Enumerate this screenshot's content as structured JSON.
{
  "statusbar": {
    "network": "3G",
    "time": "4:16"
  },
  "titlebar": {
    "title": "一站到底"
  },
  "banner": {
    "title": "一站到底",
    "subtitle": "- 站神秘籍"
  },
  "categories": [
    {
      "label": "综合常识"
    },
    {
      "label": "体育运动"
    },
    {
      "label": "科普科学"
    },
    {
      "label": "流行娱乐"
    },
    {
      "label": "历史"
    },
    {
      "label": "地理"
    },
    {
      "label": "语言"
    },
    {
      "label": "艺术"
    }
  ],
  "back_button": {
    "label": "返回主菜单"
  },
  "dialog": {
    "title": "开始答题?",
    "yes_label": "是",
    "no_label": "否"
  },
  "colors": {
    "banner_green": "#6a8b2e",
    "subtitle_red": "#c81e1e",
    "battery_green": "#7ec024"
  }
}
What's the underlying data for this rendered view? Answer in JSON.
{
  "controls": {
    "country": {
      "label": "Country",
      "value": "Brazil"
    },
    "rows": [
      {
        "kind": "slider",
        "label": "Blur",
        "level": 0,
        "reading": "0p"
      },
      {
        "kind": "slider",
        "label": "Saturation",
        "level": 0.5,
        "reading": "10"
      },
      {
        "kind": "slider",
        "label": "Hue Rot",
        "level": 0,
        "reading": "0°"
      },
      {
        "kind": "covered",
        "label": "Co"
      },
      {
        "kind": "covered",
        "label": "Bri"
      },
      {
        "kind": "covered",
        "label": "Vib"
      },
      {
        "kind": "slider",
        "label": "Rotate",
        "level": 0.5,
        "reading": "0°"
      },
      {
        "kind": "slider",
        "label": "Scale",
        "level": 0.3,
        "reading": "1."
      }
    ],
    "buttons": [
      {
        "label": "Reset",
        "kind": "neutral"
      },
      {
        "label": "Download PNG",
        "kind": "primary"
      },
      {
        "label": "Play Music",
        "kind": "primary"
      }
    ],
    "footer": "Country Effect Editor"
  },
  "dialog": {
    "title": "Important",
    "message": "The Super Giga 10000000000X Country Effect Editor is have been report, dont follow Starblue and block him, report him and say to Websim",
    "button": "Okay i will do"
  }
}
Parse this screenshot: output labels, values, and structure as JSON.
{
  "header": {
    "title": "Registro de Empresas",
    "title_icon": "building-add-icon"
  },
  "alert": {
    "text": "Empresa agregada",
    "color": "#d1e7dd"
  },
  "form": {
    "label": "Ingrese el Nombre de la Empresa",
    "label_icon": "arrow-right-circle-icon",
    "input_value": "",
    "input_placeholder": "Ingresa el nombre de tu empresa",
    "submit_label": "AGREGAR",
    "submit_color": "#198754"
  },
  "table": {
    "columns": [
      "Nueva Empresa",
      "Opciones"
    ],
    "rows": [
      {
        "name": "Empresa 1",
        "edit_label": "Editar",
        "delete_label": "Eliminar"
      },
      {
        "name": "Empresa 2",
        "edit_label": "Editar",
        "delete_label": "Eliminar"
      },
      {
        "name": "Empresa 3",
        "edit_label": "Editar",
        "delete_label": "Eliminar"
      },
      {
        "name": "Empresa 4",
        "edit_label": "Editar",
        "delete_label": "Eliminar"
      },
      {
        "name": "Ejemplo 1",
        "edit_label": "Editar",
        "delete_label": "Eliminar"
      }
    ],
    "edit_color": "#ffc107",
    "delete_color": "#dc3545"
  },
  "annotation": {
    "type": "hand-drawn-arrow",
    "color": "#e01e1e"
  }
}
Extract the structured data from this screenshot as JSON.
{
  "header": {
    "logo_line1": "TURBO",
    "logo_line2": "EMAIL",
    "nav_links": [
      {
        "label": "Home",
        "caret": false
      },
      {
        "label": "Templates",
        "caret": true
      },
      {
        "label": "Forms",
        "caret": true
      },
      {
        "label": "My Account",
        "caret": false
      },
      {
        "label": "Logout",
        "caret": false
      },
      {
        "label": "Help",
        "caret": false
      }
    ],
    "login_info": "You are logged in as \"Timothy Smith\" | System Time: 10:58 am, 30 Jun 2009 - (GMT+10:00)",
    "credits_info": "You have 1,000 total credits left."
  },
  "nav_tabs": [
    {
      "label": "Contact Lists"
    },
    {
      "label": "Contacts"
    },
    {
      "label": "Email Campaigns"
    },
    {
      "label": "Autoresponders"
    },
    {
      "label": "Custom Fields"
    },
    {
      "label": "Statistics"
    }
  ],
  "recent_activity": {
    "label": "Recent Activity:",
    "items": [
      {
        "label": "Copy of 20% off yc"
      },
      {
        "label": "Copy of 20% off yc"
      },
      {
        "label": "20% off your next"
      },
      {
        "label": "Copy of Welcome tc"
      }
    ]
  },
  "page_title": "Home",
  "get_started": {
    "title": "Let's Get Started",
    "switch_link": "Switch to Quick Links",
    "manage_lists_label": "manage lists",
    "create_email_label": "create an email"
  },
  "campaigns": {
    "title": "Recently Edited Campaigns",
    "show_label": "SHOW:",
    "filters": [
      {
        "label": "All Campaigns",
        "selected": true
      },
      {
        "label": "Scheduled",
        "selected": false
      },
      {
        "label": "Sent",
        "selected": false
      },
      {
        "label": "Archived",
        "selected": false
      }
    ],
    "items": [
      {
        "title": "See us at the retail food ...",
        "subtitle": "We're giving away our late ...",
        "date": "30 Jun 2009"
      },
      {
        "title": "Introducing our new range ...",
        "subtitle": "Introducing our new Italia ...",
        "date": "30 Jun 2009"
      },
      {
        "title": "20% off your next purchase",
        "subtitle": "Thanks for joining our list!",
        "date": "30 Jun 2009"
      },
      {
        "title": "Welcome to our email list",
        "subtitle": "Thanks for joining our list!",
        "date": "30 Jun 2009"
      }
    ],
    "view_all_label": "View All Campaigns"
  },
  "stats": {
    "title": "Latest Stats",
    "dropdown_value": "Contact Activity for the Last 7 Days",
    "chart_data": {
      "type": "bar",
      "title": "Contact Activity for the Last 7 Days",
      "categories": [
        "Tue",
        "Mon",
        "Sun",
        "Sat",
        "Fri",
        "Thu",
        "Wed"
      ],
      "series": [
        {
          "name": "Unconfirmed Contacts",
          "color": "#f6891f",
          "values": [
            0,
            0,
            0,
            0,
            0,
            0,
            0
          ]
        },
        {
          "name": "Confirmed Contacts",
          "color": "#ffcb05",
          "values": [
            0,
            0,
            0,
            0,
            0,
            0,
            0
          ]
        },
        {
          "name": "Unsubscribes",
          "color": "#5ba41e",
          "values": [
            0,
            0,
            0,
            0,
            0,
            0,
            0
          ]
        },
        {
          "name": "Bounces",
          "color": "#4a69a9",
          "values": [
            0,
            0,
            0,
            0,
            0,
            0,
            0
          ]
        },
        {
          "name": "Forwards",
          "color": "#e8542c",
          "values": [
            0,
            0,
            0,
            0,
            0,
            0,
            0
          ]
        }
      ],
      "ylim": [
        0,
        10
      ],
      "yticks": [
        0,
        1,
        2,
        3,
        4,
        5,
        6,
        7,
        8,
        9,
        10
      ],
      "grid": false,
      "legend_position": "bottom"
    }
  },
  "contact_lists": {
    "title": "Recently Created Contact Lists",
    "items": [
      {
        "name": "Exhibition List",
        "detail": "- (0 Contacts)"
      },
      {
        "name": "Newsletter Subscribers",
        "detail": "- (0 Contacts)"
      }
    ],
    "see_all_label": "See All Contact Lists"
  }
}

========================================================================

◆ EXERCISE PROMPT:
Across the data, tally the lines containing "structured" and give back the number alone.

◆ ANSWER TO THIS PROBLEM:
2